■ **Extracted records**
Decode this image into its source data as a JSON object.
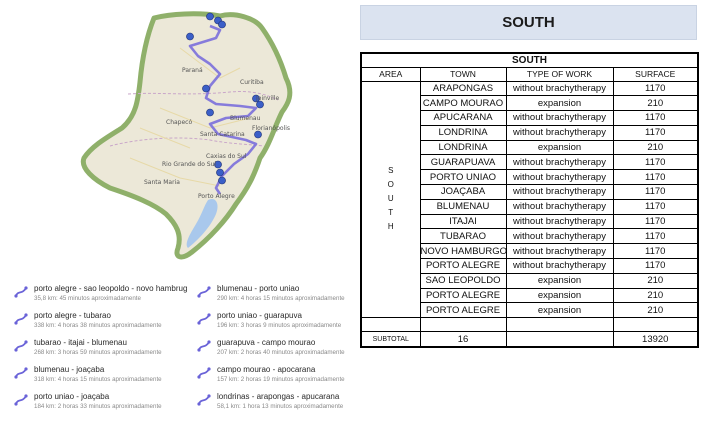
{
  "title_banner": {
    "text": "SOUTH"
  },
  "table": {
    "header_title": "SOUTH",
    "columns": [
      "AREA",
      "TOWN",
      "TYPE OF WORK",
      "SURFACE"
    ],
    "area_label": "SOUTH",
    "area_letters": [
      "S",
      "O",
      "U",
      "T",
      "H"
    ],
    "rows": [
      {
        "town": "ARAPONGAS",
        "work": "without brachytherapy",
        "surface": "1170"
      },
      {
        "town": "CAMPO MOURAO",
        "work": "expansion",
        "surface": "210"
      },
      {
        "town": "APUCARANA",
        "work": "without brachytherapy",
        "surface": "1170"
      },
      {
        "town": "LONDRINA",
        "work": "without brachytherapy",
        "surface": "1170"
      },
      {
        "town": "LONDRINA",
        "work": "expansion",
        "surface": "210"
      },
      {
        "town": "GUARAPUAVA",
        "work": "without brachytherapy",
        "surface": "1170"
      },
      {
        "town": "PORTO UNIAO",
        "work": "without brachytherapy",
        "surface": "1170"
      },
      {
        "town": "JOAÇABA",
        "work": "without brachytherapy",
        "surface": "1170"
      },
      {
        "town": "BLUMENAU",
        "work": "without brachytherapy",
        "surface": "1170"
      },
      {
        "town": "ITAJAI",
        "work": "without brachytherapy",
        "surface": "1170"
      },
      {
        "town": "TUBARAO",
        "work": "without brachytherapy",
        "surface": "1170"
      },
      {
        "town": "NOVO HAMBURGO",
        "work": "without brachytherapy",
        "surface": "1170"
      },
      {
        "town": "PORTO ALEGRE",
        "work": "without brachytherapy",
        "surface": "1170"
      },
      {
        "town": "SAO LEOPOLDO",
        "work": "expansion",
        "surface": "210"
      },
      {
        "town": "PORTO ALEGRE",
        "work": "expansion",
        "surface": "210"
      },
      {
        "town": "PORTO ALEGRE",
        "work": "expansion",
        "surface": "210"
      }
    ],
    "subtotal": {
      "label": "SUBTOTAL",
      "count": "16",
      "surface": "13920"
    }
  },
  "map": {
    "labels": [
      "Paraná",
      "Curitiba",
      "Chapecó",
      "Santa Catarina",
      "Blumenau",
      "Florianópolis",
      "Rio Grande do Sul",
      "Caxias do Sul",
      "Porto Alegre",
      "Santa Maria",
      "Joinville"
    ],
    "colors": {
      "land": "#ece8d8",
      "border": "#8fb06a",
      "route": "#7b6fdc",
      "marker": "#3b5fc8",
      "water": "#a9c8ec"
    }
  },
  "routes": [
    {
      "name": "porto alegre - sao leopoldo - novo hambrug",
      "detail": "35,8 km: 45 minutos aproximadamente",
      "icon": "route-icon"
    },
    {
      "name": "porto alegre - tubarao",
      "detail": "338 km: 4 horas 38 minutos aproximadamente",
      "icon": "route-icon"
    },
    {
      "name": "tubarao - itajai - blumenau",
      "detail": "268 km: 3 horas 59 minutos aproximadamente",
      "icon": "route-icon"
    },
    {
      "name": "blumenau - joaçaba",
      "detail": "318 km: 4 horas 15 minutos aproximadamente",
      "icon": "route-icon"
    },
    {
      "name": "porto uniao - joaçaba",
      "detail": "184 km: 2 horas 33 minutos aproximadamente",
      "icon": "route-icon"
    },
    {
      "name": "blumenau - porto uniao",
      "detail": "290 km: 4 horas 15 minutos aproximadamente",
      "icon": "route-icon"
    },
    {
      "name": "porto uniao - guarapuva",
      "detail": "196 km: 3 horas 9 minutos aproximadamente",
      "icon": "route-icon"
    },
    {
      "name": "guarapuva - campo mourao",
      "detail": "207 km: 2 horas 40 minutos aproximadamente",
      "icon": "route-icon"
    },
    {
      "name": "campo mourao - apocarana",
      "detail": "157 km: 2 horas 19 minutos aproximadamente",
      "icon": "route-icon"
    },
    {
      "name": "londrinas - arapongas - apucarana",
      "detail": "58,1 km: 1 hora 13 minutos aproximadamente",
      "icon": "route-icon"
    }
  ]
}
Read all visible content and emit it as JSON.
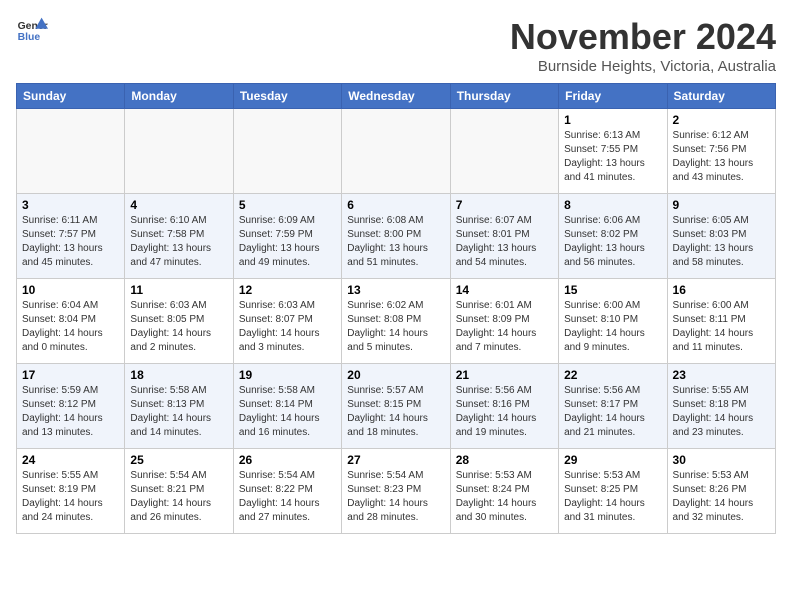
{
  "header": {
    "logo_general": "General",
    "logo_blue": "Blue",
    "month_title": "November 2024",
    "subtitle": "Burnside Heights, Victoria, Australia"
  },
  "days_of_week": [
    "Sunday",
    "Monday",
    "Tuesday",
    "Wednesday",
    "Thursday",
    "Friday",
    "Saturday"
  ],
  "weeks": [
    [
      {
        "day": "",
        "info": ""
      },
      {
        "day": "",
        "info": ""
      },
      {
        "day": "",
        "info": ""
      },
      {
        "day": "",
        "info": ""
      },
      {
        "day": "",
        "info": ""
      },
      {
        "day": "1",
        "info": "Sunrise: 6:13 AM\nSunset: 7:55 PM\nDaylight: 13 hours and 41 minutes."
      },
      {
        "day": "2",
        "info": "Sunrise: 6:12 AM\nSunset: 7:56 PM\nDaylight: 13 hours and 43 minutes."
      }
    ],
    [
      {
        "day": "3",
        "info": "Sunrise: 6:11 AM\nSunset: 7:57 PM\nDaylight: 13 hours and 45 minutes."
      },
      {
        "day": "4",
        "info": "Sunrise: 6:10 AM\nSunset: 7:58 PM\nDaylight: 13 hours and 47 minutes."
      },
      {
        "day": "5",
        "info": "Sunrise: 6:09 AM\nSunset: 7:59 PM\nDaylight: 13 hours and 49 minutes."
      },
      {
        "day": "6",
        "info": "Sunrise: 6:08 AM\nSunset: 8:00 PM\nDaylight: 13 hours and 51 minutes."
      },
      {
        "day": "7",
        "info": "Sunrise: 6:07 AM\nSunset: 8:01 PM\nDaylight: 13 hours and 54 minutes."
      },
      {
        "day": "8",
        "info": "Sunrise: 6:06 AM\nSunset: 8:02 PM\nDaylight: 13 hours and 56 minutes."
      },
      {
        "day": "9",
        "info": "Sunrise: 6:05 AM\nSunset: 8:03 PM\nDaylight: 13 hours and 58 minutes."
      }
    ],
    [
      {
        "day": "10",
        "info": "Sunrise: 6:04 AM\nSunset: 8:04 PM\nDaylight: 14 hours and 0 minutes."
      },
      {
        "day": "11",
        "info": "Sunrise: 6:03 AM\nSunset: 8:05 PM\nDaylight: 14 hours and 2 minutes."
      },
      {
        "day": "12",
        "info": "Sunrise: 6:03 AM\nSunset: 8:07 PM\nDaylight: 14 hours and 3 minutes."
      },
      {
        "day": "13",
        "info": "Sunrise: 6:02 AM\nSunset: 8:08 PM\nDaylight: 14 hours and 5 minutes."
      },
      {
        "day": "14",
        "info": "Sunrise: 6:01 AM\nSunset: 8:09 PM\nDaylight: 14 hours and 7 minutes."
      },
      {
        "day": "15",
        "info": "Sunrise: 6:00 AM\nSunset: 8:10 PM\nDaylight: 14 hours and 9 minutes."
      },
      {
        "day": "16",
        "info": "Sunrise: 6:00 AM\nSunset: 8:11 PM\nDaylight: 14 hours and 11 minutes."
      }
    ],
    [
      {
        "day": "17",
        "info": "Sunrise: 5:59 AM\nSunset: 8:12 PM\nDaylight: 14 hours and 13 minutes."
      },
      {
        "day": "18",
        "info": "Sunrise: 5:58 AM\nSunset: 8:13 PM\nDaylight: 14 hours and 14 minutes."
      },
      {
        "day": "19",
        "info": "Sunrise: 5:58 AM\nSunset: 8:14 PM\nDaylight: 14 hours and 16 minutes."
      },
      {
        "day": "20",
        "info": "Sunrise: 5:57 AM\nSunset: 8:15 PM\nDaylight: 14 hours and 18 minutes."
      },
      {
        "day": "21",
        "info": "Sunrise: 5:56 AM\nSunset: 8:16 PM\nDaylight: 14 hours and 19 minutes."
      },
      {
        "day": "22",
        "info": "Sunrise: 5:56 AM\nSunset: 8:17 PM\nDaylight: 14 hours and 21 minutes."
      },
      {
        "day": "23",
        "info": "Sunrise: 5:55 AM\nSunset: 8:18 PM\nDaylight: 14 hours and 23 minutes."
      }
    ],
    [
      {
        "day": "24",
        "info": "Sunrise: 5:55 AM\nSunset: 8:19 PM\nDaylight: 14 hours and 24 minutes."
      },
      {
        "day": "25",
        "info": "Sunrise: 5:54 AM\nSunset: 8:21 PM\nDaylight: 14 hours and 26 minutes."
      },
      {
        "day": "26",
        "info": "Sunrise: 5:54 AM\nSunset: 8:22 PM\nDaylight: 14 hours and 27 minutes."
      },
      {
        "day": "27",
        "info": "Sunrise: 5:54 AM\nSunset: 8:23 PM\nDaylight: 14 hours and 28 minutes."
      },
      {
        "day": "28",
        "info": "Sunrise: 5:53 AM\nSunset: 8:24 PM\nDaylight: 14 hours and 30 minutes."
      },
      {
        "day": "29",
        "info": "Sunrise: 5:53 AM\nSunset: 8:25 PM\nDaylight: 14 hours and 31 minutes."
      },
      {
        "day": "30",
        "info": "Sunrise: 5:53 AM\nSunset: 8:26 PM\nDaylight: 14 hours and 32 minutes."
      }
    ]
  ]
}
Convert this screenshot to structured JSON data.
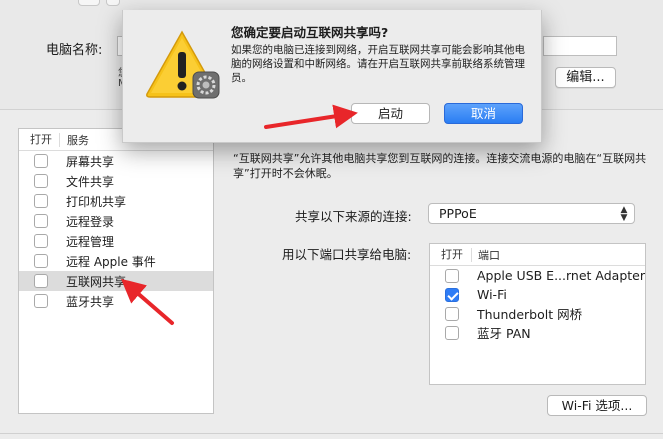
{
  "sharing": {
    "computer_name_label": "电脑名称:",
    "computer_name_value": "",
    "computer_name_hint_lines": [
      "您",
      "M"
    ],
    "edit_button": "编辑...",
    "services_header": {
      "on": "打开",
      "service": "服务"
    },
    "services": [
      {
        "label": "屏幕共享",
        "checked": false,
        "selected": false
      },
      {
        "label": "文件共享",
        "checked": false,
        "selected": false
      },
      {
        "label": "打印机共享",
        "checked": false,
        "selected": false
      },
      {
        "label": "远程登录",
        "checked": false,
        "selected": false
      },
      {
        "label": "远程管理",
        "checked": false,
        "selected": false
      },
      {
        "label": "远程 Apple 事件",
        "checked": false,
        "selected": false
      },
      {
        "label": "互联网共享",
        "checked": false,
        "selected": true
      },
      {
        "label": "蓝牙共享",
        "checked": false,
        "selected": false
      }
    ],
    "description": "“互联网共享”允许其他电脑共享您到互联网的连接。连接交流电源的电脑在“互联网共享”打开时不会休眠。",
    "share_from_label": "共享以下来源的连接:",
    "share_from_value": "PPPoE",
    "share_to_label": "用以下端口共享给电脑:",
    "ports_header": {
      "on": "打开",
      "port": "端口"
    },
    "ports": [
      {
        "label": "Apple USB E...rnet Adapter",
        "checked": false
      },
      {
        "label": "Wi-Fi",
        "checked": true
      },
      {
        "label": "Thunderbolt 网桥",
        "checked": false
      },
      {
        "label": "蓝牙 PAN",
        "checked": false
      }
    ],
    "wifi_options_button": "Wi-Fi 选项..."
  },
  "dialog": {
    "title": "您确定要启动互联网共享吗?",
    "body": "如果您的电脑已连接到网络，开启互联网共享可能会影响其他电脑的网络设置和中断网络。请在开启互联网共享前联络系统管理员。",
    "start_button": "启动",
    "cancel_button": "取消",
    "icon": "warning-icon"
  },
  "colors": {
    "accent": "#2f7df6",
    "arrow": "#e8262a",
    "warning_yellow": "#f6c21a"
  }
}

■ **DIRECTIONS FOR THIS TASK**
Tally every line of the listing that holds the string "JSON", then give the number by itself.

■ **THE RESPONSE**
3